**Work to be completed:**
Lines from the one containing "OCR this image." through the end of the data are to be returned exactly, and no others.

**Exercise materials:**
* BEGIN *

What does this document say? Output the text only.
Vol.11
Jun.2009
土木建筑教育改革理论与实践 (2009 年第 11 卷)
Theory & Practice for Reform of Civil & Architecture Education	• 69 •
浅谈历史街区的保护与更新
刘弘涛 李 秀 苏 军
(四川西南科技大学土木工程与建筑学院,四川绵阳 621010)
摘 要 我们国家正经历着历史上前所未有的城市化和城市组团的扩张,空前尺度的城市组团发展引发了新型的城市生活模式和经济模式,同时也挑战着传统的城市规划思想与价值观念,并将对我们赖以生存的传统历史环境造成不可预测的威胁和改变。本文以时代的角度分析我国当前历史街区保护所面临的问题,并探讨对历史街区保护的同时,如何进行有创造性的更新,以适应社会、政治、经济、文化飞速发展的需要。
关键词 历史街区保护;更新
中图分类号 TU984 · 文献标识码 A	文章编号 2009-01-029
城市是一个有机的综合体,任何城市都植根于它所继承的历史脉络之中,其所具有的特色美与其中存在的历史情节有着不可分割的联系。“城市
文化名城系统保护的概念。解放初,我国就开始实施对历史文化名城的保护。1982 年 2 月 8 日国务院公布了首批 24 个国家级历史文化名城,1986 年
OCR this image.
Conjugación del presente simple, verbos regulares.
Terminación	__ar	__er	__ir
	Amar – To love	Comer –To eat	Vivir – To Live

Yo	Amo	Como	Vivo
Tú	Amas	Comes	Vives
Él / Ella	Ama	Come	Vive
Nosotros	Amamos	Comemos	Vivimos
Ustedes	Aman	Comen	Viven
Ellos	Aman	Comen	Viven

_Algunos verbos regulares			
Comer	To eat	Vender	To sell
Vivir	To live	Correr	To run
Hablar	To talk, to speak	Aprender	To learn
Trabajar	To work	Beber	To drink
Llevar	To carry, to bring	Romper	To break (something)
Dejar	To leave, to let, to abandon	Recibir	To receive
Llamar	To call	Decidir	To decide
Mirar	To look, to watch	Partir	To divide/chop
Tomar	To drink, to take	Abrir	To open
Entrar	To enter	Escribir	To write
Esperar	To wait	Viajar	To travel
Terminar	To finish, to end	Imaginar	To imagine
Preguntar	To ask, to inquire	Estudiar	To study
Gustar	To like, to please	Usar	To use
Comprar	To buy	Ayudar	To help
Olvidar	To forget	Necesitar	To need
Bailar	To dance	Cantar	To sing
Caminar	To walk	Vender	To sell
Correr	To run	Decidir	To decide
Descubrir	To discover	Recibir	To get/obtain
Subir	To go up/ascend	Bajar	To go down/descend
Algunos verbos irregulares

* END *

**Written solution:**
OCR this image.
Conjugación del presente simple, verbos regulares.
Terminación	__ar	__er	__ir
	Amar – To love	Comer –To eat	Vivir – To Live

Yo	Amo	Como	Vivo
Tú	Amas	Comes	Vives
Él / Ella	Ama	Come	Vive
Nosotros	Amamos	Comemos	Vivimos
Ustedes	Aman	Comen	Viven
Ellos	Aman	Comen	Viven

_Algunos verbos regulares			
Comer	To eat	Vender	To sell
Vivir	To live	Correr	To run
Hablar	To talk, to speak	Aprender	To learn
Trabajar	To work	Beber	To drink
Llevar	To carry, to bring	Romper	To break (something)
Dejar	To leave, to let, to abandon	Recibir	To receive
Llamar	To call	Decidir	To decide
Mirar	To look, to watch	Partir	To divide/chop
Tomar	To drink, to take	Abrir	To open
Entrar	To enter	Escribir	To write
Esperar	To wait	Viajar	To travel
Terminar	To finish, to end	Imaginar	To imagine
Preguntar	To ask, to inquire	Estudiar	To study
Gustar	To like, to please	Usar	To use
Comprar	To buy	Ayudar	To help
Olvidar	To forget	Necesitar	To need
Bailar	To dance	Cantar	To sing
Caminar	To walk	Vender	To sell
Correr	To run	Decidir	To decide
Descubrir	To discover	Recibir	To get/obtain
Subir	To go up/ascend	Bajar	To go down/descend
Algunos verbos irregulares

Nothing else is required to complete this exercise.